» **To be done**:
Send back the records in full, character for character.

(Source data)
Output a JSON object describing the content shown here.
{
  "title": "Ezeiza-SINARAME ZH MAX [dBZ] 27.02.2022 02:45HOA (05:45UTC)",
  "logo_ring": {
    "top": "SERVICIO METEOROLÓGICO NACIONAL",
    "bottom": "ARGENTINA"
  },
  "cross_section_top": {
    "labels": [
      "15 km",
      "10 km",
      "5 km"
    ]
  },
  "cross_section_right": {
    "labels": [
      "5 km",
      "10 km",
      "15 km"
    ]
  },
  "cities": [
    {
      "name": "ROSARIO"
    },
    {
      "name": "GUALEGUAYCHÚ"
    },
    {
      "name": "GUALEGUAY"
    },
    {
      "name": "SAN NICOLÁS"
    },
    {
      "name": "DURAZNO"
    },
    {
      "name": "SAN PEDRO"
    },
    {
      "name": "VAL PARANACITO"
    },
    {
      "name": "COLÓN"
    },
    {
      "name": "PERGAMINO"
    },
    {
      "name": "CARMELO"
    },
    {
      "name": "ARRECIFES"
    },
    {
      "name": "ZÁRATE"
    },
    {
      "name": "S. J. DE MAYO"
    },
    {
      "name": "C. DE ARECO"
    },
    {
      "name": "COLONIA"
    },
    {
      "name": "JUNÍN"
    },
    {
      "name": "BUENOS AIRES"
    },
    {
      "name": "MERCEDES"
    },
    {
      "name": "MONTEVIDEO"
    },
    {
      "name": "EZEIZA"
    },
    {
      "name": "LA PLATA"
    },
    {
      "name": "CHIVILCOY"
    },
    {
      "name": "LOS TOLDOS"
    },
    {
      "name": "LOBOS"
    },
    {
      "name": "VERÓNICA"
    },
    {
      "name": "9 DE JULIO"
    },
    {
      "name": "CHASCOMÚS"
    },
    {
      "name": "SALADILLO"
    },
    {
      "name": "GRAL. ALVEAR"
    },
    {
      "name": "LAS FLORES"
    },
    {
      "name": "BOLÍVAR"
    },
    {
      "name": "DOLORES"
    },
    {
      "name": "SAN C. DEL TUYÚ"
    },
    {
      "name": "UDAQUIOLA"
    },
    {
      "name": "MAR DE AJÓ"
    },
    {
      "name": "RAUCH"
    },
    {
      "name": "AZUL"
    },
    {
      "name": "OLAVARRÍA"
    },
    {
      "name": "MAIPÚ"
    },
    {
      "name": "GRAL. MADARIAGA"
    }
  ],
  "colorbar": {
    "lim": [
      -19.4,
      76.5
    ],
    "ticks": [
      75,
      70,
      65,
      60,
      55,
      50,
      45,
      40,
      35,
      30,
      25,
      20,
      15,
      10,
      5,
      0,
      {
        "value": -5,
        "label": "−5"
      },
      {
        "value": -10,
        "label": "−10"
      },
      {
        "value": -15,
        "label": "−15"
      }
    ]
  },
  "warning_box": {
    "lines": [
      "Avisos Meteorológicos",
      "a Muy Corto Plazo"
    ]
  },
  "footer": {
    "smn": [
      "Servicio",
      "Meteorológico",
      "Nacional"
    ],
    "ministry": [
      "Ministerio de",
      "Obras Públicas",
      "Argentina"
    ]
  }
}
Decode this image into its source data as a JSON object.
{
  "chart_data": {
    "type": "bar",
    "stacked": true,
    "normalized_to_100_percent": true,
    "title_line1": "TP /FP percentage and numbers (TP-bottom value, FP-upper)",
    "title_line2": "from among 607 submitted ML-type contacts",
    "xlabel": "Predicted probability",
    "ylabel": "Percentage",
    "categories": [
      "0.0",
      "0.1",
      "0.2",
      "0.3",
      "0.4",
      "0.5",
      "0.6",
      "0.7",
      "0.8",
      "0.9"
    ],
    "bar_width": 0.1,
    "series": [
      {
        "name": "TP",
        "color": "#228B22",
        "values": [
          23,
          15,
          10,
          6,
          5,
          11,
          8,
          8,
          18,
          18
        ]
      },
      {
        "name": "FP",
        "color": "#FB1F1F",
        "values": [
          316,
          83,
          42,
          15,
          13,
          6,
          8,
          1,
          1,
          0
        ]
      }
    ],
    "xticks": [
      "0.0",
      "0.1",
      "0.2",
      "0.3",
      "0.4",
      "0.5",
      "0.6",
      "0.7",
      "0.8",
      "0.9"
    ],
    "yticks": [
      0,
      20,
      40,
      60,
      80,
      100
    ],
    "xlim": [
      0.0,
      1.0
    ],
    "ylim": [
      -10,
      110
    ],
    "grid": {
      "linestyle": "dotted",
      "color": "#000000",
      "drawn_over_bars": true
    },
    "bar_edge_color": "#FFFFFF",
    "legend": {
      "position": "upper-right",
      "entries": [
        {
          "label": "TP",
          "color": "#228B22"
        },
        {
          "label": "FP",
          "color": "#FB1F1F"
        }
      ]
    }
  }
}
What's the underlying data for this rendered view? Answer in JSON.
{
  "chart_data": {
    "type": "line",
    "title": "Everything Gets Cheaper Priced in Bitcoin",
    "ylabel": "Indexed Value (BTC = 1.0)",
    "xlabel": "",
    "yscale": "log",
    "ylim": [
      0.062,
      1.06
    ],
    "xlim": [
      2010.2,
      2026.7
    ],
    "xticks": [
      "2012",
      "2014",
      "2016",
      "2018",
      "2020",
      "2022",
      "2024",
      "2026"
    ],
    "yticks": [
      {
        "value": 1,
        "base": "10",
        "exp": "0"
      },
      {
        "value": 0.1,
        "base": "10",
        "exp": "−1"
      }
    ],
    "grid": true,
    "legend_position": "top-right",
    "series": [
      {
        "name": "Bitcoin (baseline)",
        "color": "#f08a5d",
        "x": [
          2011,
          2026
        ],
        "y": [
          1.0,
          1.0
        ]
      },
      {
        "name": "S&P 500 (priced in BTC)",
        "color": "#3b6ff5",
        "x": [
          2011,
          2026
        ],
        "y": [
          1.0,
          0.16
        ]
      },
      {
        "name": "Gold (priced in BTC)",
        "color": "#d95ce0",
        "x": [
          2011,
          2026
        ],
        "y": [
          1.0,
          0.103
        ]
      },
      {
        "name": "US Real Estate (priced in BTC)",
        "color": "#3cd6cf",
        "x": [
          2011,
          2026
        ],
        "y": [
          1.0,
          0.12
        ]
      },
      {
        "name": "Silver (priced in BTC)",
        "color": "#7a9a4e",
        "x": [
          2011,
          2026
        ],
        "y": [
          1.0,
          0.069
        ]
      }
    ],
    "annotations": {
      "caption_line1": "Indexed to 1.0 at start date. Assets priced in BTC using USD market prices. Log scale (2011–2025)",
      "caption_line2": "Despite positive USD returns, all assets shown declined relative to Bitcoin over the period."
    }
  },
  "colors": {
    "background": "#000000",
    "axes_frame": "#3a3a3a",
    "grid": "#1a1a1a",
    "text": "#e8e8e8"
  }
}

» **Result**:
Output a JSON object describing the content shown here.
{
  "title": "Ezeiza-SINARAME ZH MAX [dBZ] 27.02.2022 02:45HOA (05:45UTC)",
  "logo_ring": {
    "top": "SERVICIO METEOROLÓGICO NACIONAL",
    "bottom": "ARGENTINA"
  },
  "cross_section_top": {
    "labels": [
      "15 km",
      "10 km",
      "5 km"
    ]
  },
  "cross_section_right": {
    "labels": [
      "5 km",
      "10 km",
      "15 km"
    ]
  },
  "cities": [
    {
      "name": "ROSARIO"
    },
    {
      "name": "GUALEGUAYCHÚ"
    },
    {
      "name": "GUALEGUAY"
    },
    {
      "name": "SAN NICOLÁS"
    },
    {
      "name": "DURAZNO"
    },
    {
      "name": "SAN PEDRO"
    },
    {
      "name": "VAL PARANACITO"
    },
    {
      "name": "COLÓN"
    },
    {
      "name": "PERGAMINO"
    },
    {
      "name": "CARMELO"
    },
    {
      "name": "ARRECIFES"
    },
    {
      "name": "ZÁRATE"
    },
    {
      "name": "S. J. DE MAYO"
    },
    {
      "name": "C. DE ARECO"
    },
    {
      "name": "COLONIA"
    },
    {
      "name": "JUNÍN"
    },
    {
      "name": "BUENOS AIRES"
    },
    {
      "name": "MERCEDES"
    },
    {
      "name": "MONTEVIDEO"
    },
    {
      "name": "EZEIZA"
    },
    {
      "name": "LA PLATA"
    },
    {
      "name": "CHIVILCOY"
    },
    {
      "name": "LOS TOLDOS"
    },
    {
      "name": "LOBOS"
    },
    {
      "name": "VERÓNICA"
    },
    {
      "name": "9 DE JULIO"
    },
    {
      "name": "CHASCOMÚS"
    },
    {
      "name": "SALADILLO"
    },
    {
      "name": "GRAL. ALVEAR"
    },
    {
      "name": "LAS FLORES"
    },
    {
      "name": "BOLÍVAR"
    },
    {
      "name": "DOLORES"
    },
    {
      "name": "SAN C. DEL TUYÚ"
    },
    {
      "name": "UDAQUIOLA"
    },
    {
      "name": "MAR DE AJÓ"
    },
    {
      "name": "RAUCH"
    },
    {
      "name": "AZUL"
    },
    {
      "name": "OLAVARRÍA"
    },
    {
      "name": "MAIPÚ"
    },
    {
      "name": "GRAL. MADARIAGA"
    }
  ],
  "colorbar": {
    "lim": [
      -19.4,
      76.5
    ],
    "ticks": [
      75,
      70,
      65,
      60,
      55,
      50,
      45,
      40,
      35,
      30,
      25,
      20,
      15,
      10,
      5,
      0,
      {
        "value": -5,
        "label": "−5"
      },
      {
        "value": -10,
        "label": "−10"
      },
      {
        "value": -15,
        "label": "−15"
      }
    ]
  },
  "warning_box": {
    "lines": [
      "Avisos Meteorológicos",
      "a Muy Corto Plazo"
    ]
  },
  "footer": {
    "smn": [
      "Servicio",
      "Meteorológico",
      "Nacional"
    ],
    "ministry": [
      "Ministerio de",
      "Obras Públicas",
      "Argentina"
    ]
  }
}
Decode this image into its source data as a JSON object.
{
  "chart_data": {
    "type": "bar",
    "stacked": true,
    "normalized_to_100_percent": true,
    "title_line1": "TP /FP percentage and numbers (TP-bottom value, FP-upper)",
    "title_line2": "from among 607 submitted ML-type contacts",
    "xlabel": "Predicted probability",
    "ylabel": "Percentage",
    "categories": [
      "0.0",
      "0.1",
      "0.2",
      "0.3",
      "0.4",
      "0.5",
      "0.6",
      "0.7",
      "0.8",
      "0.9"
    ],
    "bar_width": 0.1,
    "series": [
      {
        "name": "TP",
        "color": "#228B22",
        "values": [
          23,
          15,
          10,
          6,
          5,
          11,
          8,
          8,
          18,
          18
        ]
      },
      {
        "name": "FP",
        "color": "#FB1F1F",
        "values": [
          316,
          83,
          42,
          15,
          13,
          6,
          8,
          1,
          1,
          0
        ]
      }
    ],
    "xticks": [
      "0.0",
      "0.1",
      "0.2",
      "0.3",
      "0.4",
      "0.5",
      "0.6",
      "0.7",
      "0.8",
      "0.9"
    ],
    "yticks": [
      0,
      20,
      40,
      60,
      80,
      100
    ],
    "xlim": [
      0.0,
      1.0
    ],
    "ylim": [
      -10,
      110
    ],
    "grid": {
      "linestyle": "dotted",
      "color": "#000000",
      "drawn_over_bars": true
    },
    "bar_edge_color": "#FFFFFF",
    "legend": {
      "position": "upper-right",
      "entries": [
        {
          "label": "TP",
          "color": "#228B22"
        },
        {
          "label": "FP",
          "color": "#FB1F1F"
        }
      ]
    }
  }
}
What's the underlying data for this rendered view? Answer in JSON.
{
  "chart_data": {
    "type": "line",
    "title": "Everything Gets Cheaper Priced in Bitcoin",
    "ylabel": "Indexed Value (BTC = 1.0)",
    "xlabel": "",
    "yscale": "log",
    "ylim": [
      0.062,
      1.06
    ],
    "xlim": [
      2010.2,
      2026.7
    ],
    "xticks": [
      "2012",
      "2014",
      "2016",
      "2018",
      "2020",
      "2022",
      "2024",
      "2026"
    ],
    "yticks": [
      {
        "value": 1,
        "base": "10",
        "exp": "0"
      },
      {
        "value": 0.1,
        "base": "10",
        "exp": "−1"
      }
    ],
    "grid": true,
    "legend_position": "top-right",
    "series": [
      {
        "name": "Bitcoin (baseline)",
        "color": "#f08a5d",
        "x": [
          2011,
          2026
        ],
        "y": [
          1.0,
          1.0
        ]
      },
      {
        "name": "S&P 500 (priced in BTC)",
        "color": "#3b6ff5",
        "x": [
          2011,
          2026
        ],
        "y": [
          1.0,
          0.16
        ]
      },
      {
        "name": "Gold (priced in BTC)",
        "color": "#d95ce0",
        "x": [
          2011,
          2026
        ],
        "y": [
          1.0,
          0.103
        ]
      },
      {
        "name": "US Real Estate (priced in BTC)",
        "color": "#3cd6cf",
        "x": [
          2011,
          2026
        ],
        "y": [
          1.0,
          0.12
        ]
      },
      {
        "name": "Silver (priced in BTC)",
        "color": "#7a9a4e",
        "x": [
          2011,
          2026
        ],
        "y": [
          1.0,
          0.069
        ]
      }
    ],
    "annotations": {
      "caption_line1": "Indexed to 1.0 at start date. Assets priced in BTC using USD market prices. Log scale (2011–2025)",
      "caption_line2": "Despite positive USD returns, all assets shown declined relative to Bitcoin over the period."
    }
  },
  "colors": {
    "background": "#000000",
    "axes_frame": "#3a3a3a",
    "grid": "#1a1a1a",
    "text": "#e8e8e8"
  }
}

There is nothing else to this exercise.